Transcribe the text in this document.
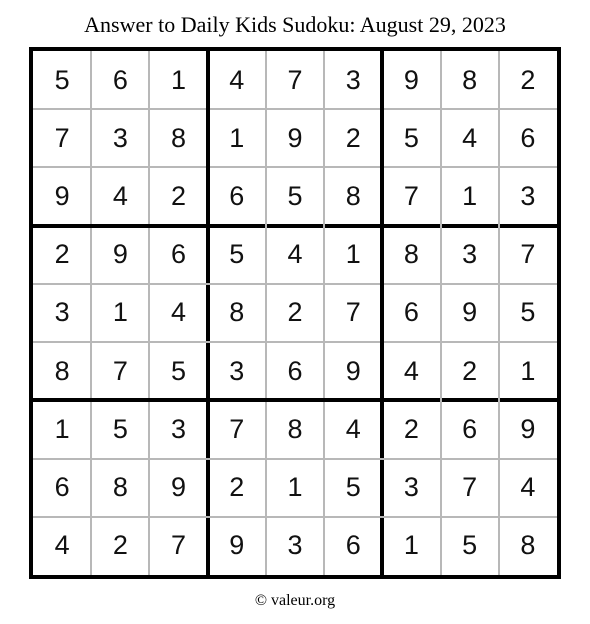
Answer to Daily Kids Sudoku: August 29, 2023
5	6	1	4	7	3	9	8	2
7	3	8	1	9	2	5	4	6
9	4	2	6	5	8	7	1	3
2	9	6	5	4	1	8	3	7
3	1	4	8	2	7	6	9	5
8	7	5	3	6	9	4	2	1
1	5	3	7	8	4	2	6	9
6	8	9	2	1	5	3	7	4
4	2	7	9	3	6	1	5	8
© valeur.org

______

> _Task requirements_: Write out the whole listing exactly, and drop the pictures.

> _Solved exercise_:
Transcribe the text in this document.
Answer to Daily Kids Sudoku: August 29, 2023
5	6	1	4	7	3	9	8	2
7	3	8	1	9	2	5	4	6
9	4	2	6	5	8	7	1	3
2	9	6	5	4	1	8	3	7
3	1	4	8	2	7	6	9	5
8	7	5	3	6	9	4	2	1
1	5	3	7	8	4	2	6	9
6	8	9	2	1	5	3	7	4
4	2	7	9	3	6	1	5	8
© valeur.org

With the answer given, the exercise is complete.